Using the material that follows, identify and copy each line with the string "name".

[Data entries for graphics]
** Start **

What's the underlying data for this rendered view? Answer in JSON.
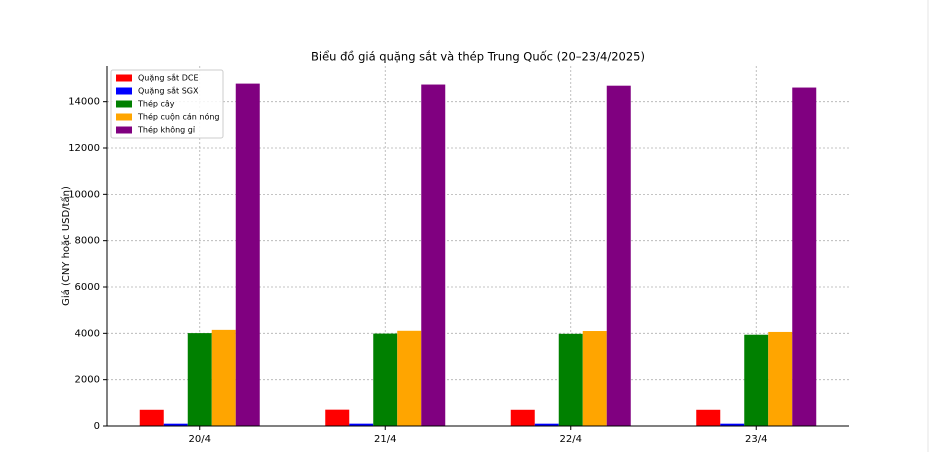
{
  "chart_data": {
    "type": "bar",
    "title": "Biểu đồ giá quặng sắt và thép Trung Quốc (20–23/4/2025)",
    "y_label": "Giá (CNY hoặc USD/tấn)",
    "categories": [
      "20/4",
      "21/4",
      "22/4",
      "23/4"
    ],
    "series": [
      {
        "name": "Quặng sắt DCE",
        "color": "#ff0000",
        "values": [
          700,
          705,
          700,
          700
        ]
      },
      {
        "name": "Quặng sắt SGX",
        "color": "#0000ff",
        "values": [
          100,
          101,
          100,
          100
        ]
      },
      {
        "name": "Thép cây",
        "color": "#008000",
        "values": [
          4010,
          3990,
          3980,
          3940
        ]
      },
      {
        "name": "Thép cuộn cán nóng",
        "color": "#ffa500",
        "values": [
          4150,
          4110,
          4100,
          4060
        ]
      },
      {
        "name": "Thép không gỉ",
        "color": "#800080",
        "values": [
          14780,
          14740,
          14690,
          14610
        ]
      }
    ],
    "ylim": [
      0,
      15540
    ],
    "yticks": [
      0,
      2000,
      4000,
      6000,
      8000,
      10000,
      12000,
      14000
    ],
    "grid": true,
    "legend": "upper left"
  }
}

** End **

_EXERCISE OUTPUT_
        "name": "Quặng sắt DCE",
        "name": "Quặng sắt SGX",
        "name": "Thép cây",
        "name": "Thép cuộn cán nóng",
        "name": "Thép không gỉ",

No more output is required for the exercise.